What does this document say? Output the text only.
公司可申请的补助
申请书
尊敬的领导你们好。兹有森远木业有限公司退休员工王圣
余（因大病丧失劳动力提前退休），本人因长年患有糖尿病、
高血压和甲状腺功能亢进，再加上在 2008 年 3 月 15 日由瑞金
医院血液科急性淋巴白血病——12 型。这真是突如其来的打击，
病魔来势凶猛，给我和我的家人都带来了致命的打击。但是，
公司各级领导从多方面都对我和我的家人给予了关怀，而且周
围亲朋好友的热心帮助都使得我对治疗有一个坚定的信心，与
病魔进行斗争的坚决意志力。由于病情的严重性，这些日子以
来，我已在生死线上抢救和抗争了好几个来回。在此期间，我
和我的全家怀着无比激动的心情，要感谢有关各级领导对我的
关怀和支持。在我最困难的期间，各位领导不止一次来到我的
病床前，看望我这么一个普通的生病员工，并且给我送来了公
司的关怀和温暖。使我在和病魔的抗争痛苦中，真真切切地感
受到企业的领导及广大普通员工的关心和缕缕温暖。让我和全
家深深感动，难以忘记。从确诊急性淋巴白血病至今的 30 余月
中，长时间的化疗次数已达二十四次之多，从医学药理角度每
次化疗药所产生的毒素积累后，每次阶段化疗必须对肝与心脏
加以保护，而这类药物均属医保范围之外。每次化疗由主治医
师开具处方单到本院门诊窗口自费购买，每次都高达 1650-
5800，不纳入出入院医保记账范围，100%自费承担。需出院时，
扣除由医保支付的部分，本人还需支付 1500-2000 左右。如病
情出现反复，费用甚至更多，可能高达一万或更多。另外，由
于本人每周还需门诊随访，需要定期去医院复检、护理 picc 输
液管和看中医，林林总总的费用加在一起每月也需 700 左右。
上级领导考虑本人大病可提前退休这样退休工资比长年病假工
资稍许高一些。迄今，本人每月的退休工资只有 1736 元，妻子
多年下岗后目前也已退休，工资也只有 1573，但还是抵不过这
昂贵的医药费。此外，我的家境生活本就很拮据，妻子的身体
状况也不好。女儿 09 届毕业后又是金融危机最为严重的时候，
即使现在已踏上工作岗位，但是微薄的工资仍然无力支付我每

==

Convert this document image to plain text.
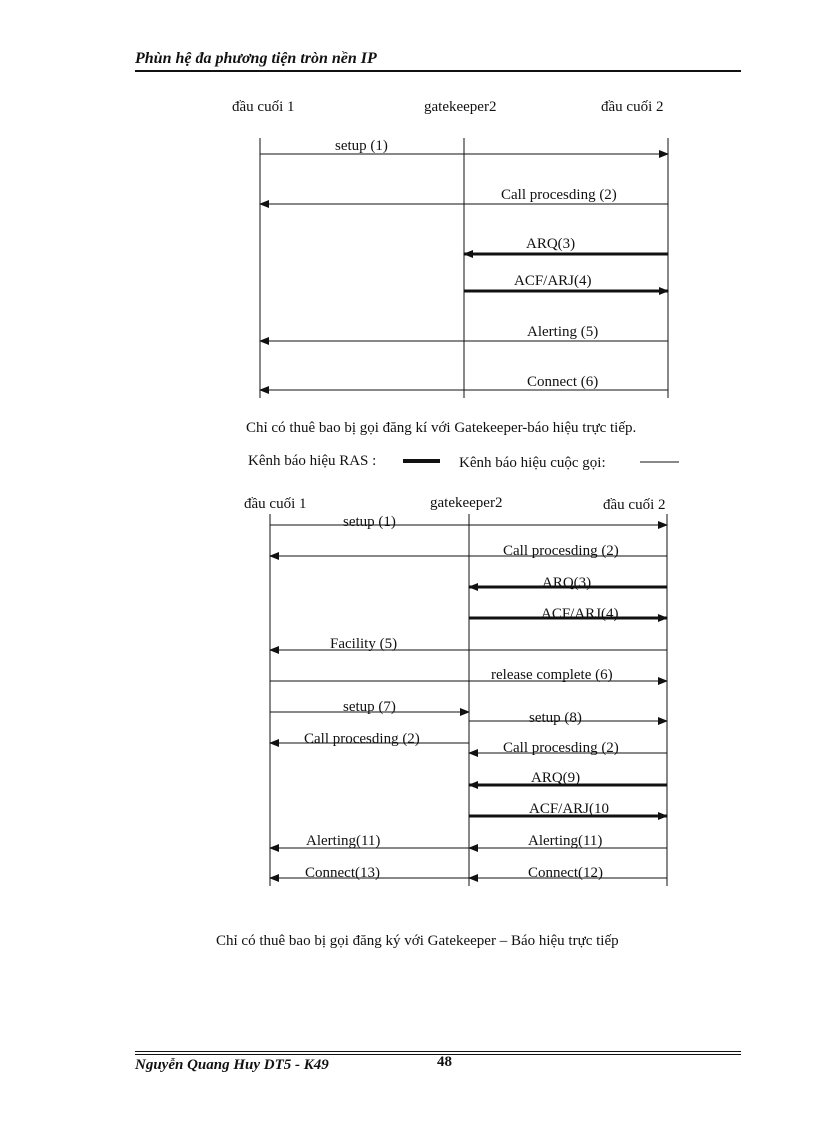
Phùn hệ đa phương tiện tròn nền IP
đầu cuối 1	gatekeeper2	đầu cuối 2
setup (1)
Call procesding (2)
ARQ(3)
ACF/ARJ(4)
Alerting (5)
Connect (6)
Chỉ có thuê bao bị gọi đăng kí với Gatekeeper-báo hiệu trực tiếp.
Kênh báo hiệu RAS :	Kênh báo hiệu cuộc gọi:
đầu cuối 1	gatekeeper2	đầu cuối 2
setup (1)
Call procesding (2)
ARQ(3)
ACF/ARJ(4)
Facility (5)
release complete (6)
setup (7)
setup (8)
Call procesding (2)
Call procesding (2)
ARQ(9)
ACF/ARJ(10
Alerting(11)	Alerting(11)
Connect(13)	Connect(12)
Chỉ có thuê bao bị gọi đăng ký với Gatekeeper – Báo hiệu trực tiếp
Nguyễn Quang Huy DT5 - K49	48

WHAT YOU WILL DO » Sift the material for lines with the string "tiếp". Copy each one found.

TASK SOLUTION »
Chỉ có thuê bao bị gọi đăng kí với Gatekeeper-báo hiệu trực tiếp.
Chỉ có thuê bao bị gọi đăng ký với Gatekeeper – Báo hiệu trực tiếp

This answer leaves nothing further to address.